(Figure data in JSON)
[start]
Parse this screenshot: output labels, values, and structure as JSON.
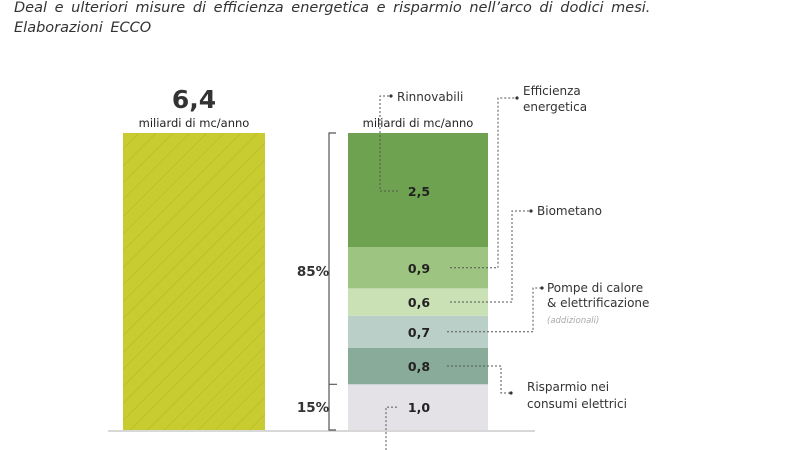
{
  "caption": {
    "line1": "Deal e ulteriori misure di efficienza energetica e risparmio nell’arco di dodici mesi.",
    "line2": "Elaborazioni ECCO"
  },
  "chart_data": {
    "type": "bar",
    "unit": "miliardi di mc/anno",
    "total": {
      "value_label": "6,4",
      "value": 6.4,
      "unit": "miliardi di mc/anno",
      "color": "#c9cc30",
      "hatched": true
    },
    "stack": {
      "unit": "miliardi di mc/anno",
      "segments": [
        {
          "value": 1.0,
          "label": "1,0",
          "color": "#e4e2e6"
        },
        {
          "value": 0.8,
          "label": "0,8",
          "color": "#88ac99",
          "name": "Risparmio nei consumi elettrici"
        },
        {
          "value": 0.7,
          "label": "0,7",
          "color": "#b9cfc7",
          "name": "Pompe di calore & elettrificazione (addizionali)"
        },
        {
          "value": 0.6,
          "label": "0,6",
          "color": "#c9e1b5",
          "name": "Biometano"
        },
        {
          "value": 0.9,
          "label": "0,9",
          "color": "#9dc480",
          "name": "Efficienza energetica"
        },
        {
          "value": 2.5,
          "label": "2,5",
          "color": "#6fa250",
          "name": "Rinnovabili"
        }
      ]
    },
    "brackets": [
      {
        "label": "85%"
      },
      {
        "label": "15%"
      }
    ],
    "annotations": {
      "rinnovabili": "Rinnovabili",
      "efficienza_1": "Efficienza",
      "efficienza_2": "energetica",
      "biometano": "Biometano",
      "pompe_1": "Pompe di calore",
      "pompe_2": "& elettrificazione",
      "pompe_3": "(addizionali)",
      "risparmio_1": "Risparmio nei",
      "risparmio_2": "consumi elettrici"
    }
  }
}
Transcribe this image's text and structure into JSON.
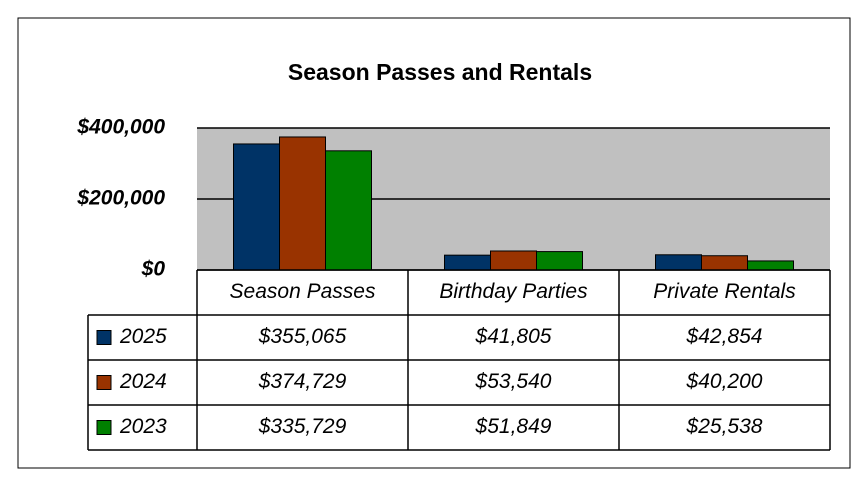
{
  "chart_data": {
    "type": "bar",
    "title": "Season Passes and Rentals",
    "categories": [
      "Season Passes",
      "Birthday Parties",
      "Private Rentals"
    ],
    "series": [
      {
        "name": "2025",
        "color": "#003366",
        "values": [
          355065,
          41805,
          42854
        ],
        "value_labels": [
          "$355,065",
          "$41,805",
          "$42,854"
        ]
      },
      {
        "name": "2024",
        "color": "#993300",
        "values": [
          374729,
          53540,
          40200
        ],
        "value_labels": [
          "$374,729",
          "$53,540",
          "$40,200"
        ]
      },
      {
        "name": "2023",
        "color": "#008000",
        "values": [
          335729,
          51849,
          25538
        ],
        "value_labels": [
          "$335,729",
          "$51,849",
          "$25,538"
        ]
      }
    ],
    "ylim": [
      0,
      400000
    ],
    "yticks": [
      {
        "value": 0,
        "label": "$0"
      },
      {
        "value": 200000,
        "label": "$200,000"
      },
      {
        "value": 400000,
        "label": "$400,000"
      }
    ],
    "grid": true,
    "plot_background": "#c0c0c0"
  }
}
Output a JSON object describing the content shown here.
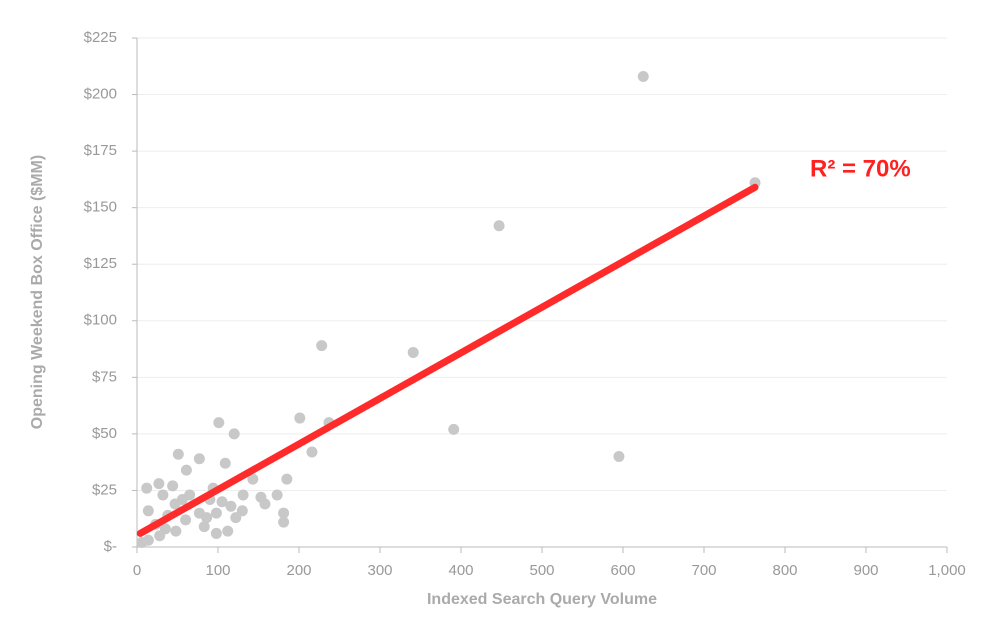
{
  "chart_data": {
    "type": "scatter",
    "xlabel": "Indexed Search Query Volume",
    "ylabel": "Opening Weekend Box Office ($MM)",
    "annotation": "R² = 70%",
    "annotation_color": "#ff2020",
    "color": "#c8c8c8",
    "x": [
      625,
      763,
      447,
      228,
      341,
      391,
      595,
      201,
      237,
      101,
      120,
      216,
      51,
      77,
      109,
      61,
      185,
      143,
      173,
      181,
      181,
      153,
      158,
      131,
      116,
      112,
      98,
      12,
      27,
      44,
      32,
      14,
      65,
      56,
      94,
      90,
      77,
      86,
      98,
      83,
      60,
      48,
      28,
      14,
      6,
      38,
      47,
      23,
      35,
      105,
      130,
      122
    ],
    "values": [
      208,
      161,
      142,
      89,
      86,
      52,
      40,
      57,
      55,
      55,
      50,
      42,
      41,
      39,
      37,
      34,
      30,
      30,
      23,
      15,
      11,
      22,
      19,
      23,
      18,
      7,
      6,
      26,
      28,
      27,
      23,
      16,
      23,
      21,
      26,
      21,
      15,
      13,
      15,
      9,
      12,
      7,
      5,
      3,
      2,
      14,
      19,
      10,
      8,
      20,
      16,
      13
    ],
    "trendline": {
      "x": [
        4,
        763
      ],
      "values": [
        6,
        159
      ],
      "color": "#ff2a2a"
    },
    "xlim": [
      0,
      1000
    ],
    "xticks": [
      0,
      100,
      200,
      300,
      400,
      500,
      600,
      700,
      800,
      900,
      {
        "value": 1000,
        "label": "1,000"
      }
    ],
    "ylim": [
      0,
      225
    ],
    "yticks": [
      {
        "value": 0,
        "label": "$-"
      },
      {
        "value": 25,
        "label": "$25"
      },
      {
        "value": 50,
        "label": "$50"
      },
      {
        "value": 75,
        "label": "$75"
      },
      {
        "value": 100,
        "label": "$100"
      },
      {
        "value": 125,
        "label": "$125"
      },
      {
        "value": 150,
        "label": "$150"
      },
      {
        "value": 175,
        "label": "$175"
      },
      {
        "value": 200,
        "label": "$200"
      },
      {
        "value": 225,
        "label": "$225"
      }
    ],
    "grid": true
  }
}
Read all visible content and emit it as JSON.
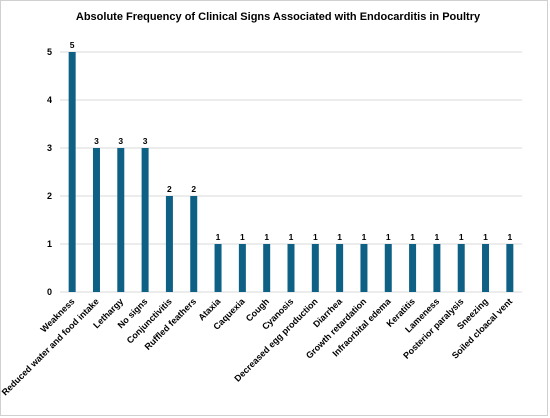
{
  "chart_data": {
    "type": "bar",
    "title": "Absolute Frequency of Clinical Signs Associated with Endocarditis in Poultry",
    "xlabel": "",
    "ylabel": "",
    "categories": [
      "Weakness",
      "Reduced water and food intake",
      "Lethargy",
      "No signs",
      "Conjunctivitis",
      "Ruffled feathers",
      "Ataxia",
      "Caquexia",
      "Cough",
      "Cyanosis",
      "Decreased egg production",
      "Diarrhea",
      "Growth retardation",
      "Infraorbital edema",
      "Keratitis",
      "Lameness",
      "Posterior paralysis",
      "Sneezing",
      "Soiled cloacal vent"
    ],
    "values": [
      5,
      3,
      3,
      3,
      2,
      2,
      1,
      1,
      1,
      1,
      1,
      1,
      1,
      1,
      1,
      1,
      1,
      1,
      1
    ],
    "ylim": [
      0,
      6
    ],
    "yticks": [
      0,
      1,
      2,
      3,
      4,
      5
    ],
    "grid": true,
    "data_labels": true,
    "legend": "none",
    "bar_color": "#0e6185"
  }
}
[end]
— Written request —
Output nothing but the number of lines in the data containing the string "ylabel".

— Answer to the problem —
2